Identify all lines in the listing that include the word "menu", and copy them out.

==== Data for the task

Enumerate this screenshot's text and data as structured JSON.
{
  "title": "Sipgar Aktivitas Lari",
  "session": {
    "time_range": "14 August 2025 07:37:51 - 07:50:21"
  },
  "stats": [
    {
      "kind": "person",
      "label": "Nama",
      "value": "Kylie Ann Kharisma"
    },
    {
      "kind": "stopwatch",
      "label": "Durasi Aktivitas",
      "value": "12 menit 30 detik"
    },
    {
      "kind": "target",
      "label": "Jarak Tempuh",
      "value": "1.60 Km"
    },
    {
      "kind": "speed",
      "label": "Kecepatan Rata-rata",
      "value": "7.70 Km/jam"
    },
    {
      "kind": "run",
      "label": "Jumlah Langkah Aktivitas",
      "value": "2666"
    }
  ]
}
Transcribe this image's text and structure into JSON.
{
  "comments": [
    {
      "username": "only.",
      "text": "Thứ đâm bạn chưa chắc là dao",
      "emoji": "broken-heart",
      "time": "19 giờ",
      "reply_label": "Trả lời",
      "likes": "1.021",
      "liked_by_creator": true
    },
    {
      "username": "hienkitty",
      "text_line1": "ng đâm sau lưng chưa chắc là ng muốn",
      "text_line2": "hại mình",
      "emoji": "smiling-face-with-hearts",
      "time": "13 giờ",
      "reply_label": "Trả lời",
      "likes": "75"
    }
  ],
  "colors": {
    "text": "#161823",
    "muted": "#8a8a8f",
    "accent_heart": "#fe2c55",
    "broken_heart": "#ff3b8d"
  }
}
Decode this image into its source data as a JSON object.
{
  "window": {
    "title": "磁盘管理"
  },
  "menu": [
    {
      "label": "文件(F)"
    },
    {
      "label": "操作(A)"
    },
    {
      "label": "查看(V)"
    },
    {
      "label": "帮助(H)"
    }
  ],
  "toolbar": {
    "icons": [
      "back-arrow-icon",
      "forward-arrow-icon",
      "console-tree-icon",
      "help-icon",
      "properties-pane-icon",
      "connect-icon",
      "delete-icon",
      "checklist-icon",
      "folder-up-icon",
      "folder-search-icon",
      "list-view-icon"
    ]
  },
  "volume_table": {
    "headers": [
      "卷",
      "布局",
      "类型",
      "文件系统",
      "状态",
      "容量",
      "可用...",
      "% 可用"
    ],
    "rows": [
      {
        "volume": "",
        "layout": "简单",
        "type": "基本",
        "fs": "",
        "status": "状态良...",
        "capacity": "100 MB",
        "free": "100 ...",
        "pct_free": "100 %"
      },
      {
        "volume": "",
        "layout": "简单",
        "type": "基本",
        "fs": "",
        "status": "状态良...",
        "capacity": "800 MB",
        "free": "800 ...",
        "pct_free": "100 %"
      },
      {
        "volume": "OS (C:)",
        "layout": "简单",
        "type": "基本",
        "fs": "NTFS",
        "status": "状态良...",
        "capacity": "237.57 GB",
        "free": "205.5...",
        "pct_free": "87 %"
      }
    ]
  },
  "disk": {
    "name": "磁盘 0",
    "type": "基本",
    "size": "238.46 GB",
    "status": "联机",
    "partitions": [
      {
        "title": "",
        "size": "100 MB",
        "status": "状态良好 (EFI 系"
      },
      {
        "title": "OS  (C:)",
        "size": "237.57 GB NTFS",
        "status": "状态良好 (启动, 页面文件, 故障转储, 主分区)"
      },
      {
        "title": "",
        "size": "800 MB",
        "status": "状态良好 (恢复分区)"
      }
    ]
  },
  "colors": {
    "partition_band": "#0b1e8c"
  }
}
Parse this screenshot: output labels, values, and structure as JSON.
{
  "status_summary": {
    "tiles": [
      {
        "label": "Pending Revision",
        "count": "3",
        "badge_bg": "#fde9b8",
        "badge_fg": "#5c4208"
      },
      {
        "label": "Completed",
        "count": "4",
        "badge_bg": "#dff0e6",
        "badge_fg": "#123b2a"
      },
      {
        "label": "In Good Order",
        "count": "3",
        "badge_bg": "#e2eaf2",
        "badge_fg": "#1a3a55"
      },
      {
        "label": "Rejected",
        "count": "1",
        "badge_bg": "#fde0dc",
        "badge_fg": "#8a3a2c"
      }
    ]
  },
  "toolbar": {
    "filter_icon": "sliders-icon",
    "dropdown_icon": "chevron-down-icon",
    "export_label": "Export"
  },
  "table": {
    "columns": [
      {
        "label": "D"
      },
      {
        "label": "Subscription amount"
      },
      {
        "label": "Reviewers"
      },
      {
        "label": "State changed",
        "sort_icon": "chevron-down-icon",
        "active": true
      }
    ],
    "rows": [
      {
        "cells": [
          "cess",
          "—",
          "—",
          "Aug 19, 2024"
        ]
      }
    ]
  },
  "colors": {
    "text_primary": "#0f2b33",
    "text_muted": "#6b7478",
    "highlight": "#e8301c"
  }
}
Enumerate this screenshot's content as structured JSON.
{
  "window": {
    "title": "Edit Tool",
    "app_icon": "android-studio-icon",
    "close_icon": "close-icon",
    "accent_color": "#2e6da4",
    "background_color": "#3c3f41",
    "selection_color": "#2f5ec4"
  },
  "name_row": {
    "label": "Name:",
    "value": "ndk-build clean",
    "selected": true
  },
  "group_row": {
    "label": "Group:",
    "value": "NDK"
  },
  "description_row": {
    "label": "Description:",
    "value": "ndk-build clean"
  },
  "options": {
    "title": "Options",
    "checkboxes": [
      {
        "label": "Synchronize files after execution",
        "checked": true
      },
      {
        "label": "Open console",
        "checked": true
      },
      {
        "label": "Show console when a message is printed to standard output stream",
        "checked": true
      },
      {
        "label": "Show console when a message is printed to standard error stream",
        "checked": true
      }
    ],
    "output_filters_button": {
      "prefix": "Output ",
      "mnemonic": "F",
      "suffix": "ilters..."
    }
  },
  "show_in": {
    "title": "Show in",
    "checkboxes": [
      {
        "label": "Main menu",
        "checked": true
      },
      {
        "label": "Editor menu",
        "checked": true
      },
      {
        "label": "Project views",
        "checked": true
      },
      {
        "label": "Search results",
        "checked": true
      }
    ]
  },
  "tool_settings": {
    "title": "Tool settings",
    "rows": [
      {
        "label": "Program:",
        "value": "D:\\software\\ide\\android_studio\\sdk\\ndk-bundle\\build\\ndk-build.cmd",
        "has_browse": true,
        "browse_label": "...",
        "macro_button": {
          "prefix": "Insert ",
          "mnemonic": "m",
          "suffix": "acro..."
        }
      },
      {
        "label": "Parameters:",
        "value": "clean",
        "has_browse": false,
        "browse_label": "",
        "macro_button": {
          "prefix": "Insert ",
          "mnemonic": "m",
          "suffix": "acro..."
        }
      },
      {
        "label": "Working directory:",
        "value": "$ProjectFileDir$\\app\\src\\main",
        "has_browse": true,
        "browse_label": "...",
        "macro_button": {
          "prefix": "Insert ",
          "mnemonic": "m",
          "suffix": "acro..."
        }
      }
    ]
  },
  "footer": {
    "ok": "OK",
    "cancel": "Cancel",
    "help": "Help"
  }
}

========

### Response to this exercise:
  "menu": [
        "label": "Main menu",
        "label": "Editor menu",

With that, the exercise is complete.